* [What to work on]:
- A) According to the Open MPI mailing-list message, how much RAM does the Tyan VX50 machine have?
- B) Reproduce the Open MPI mailing-list message word for word, everything from "Open MPI User's Mailing List Archives" down to "Eric Thibodeau (kyron_at_[hidden])".
- C) Write the next part of the Open MPI mailing-list message, beginning right after its last line.

* [Excerpt provided]:
------------------------------
Open MPI logo

Open MPI User's Mailing List Archives

  |   Home   |   Support   |   FAQ   |   all Open MPI User's mailing list

From: Eric Thibodeau (kyron_at_[hidden])
Date: 2007-02-19 01:09:00


Hi Jeff,

        I just tried with 1.2b4r13690 and the problem is still present. Only nottable differance is that CTRL-C gave me orterun: killing job... but stuck there untill I hit CTRL-\..if it has any bearing on the issue. Again, the command line was:

orterun -np 11 ./perftest-1.3c/mpptest -max_run_time 1800 -bisect -size 0 4096 1 -gnuplot -fname HyperTransport/Global_bisect_0_4096_1.gpl

(only difference is that I had 11 procs instead of 9 available)

Le vendredi 16 février 2007 06:50, Jeff Squyres a écrit :
> Could you try one of the later nightly 1.2 tarballs? We just fixed a
> shared memory race condition, for example:
>
> http://www.open-mpi.org/nightly/v1.2/
>
>
> On Feb 16, 2007, at 12:12 AM, Eric Thibodeau wrote:
>
> > Hello devs,
> >
> > Thought I would let you know there seems to be a problem with
> > 1.2b3r13112 when running the "bisection" test on a Tyan VX50
> > machine (the 8 DualCore model with 32Gigs of RAM).
> >
> > OpenMPI was compiled with (as seen from config.log):
> > configure:116866: running /bin/sh './configure' CFLAGS="-O3 -
> > DNDEBUG -finline-functions -fno-strict-aliasing -pthread"
> > CPPFLAGS=" " FFLAGS="" LDFLAGS=" " --enable-shared --disable-
> > static --prefix=/export/livia/home/parallel/eric/openmpi_x86_64 --
> > with-mpi=open_mpi --cache-file=/dev/null --srcdir=.
------------------------------
* [Material provided]:
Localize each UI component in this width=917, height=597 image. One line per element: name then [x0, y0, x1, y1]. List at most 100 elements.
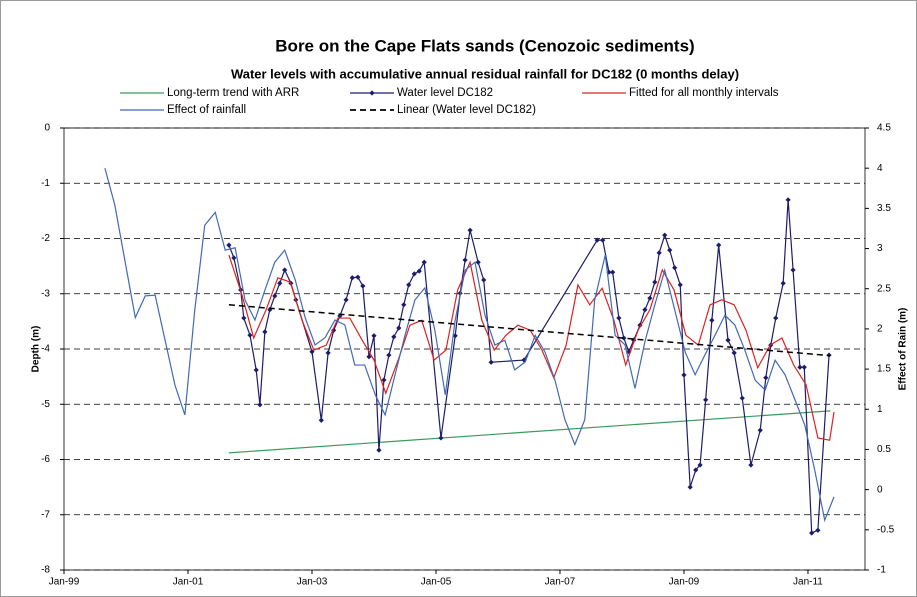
------------------------------
* [Written answers]:
- A) 32 gigs of RAM.

- B)
Open MPI User's Mailing List Archives

  |   Home   |   Support   |   FAQ   |   all Open MPI User's mailing list

From: Eric Thibodeau (kyron_at_[hidden])

- C)
> >
> > MPPTEST (1.3c) was compiled with:
> > ./configure --with-mpi=$HOME/openmpi_`uname -m`
> >
> > ...which, for some reason, works fine on that system that doesn't
> > have any other MPI implementation (ie: doesn't have LAM-MPI as per
> > this thread).
> >
> > Then I ran a few tests but this one ran for over it's allowed time
> > (1800 seconds and was going over 50minutes...) and was up to 16Gigs
> > of RAM:
> >
> > orterun -np 9 ./perftest-1.3c/mpptest -max_run_time 1800 -bisect -
> > size 0 4096 1 -gnuplot -fname HyperTransport/
> > Global_bisect_0_4096_1.gpl
> >
> > I had to CTRL-\ the process as CTRL-C wasn't sufficient. 2 mpptest
> > processes and 1 orterun process were using 100% CPU ou of of the 16
> > cores.
> >
> > If any of this can be indicative of an OpenMPI bug and if I can
> > help in tracking it down, don't hesitate to ask for details.
> >
> > And, finally, Anthony, thanks for the MPICC and --with-mpich
> > pointers, I will try those to simplify the build process!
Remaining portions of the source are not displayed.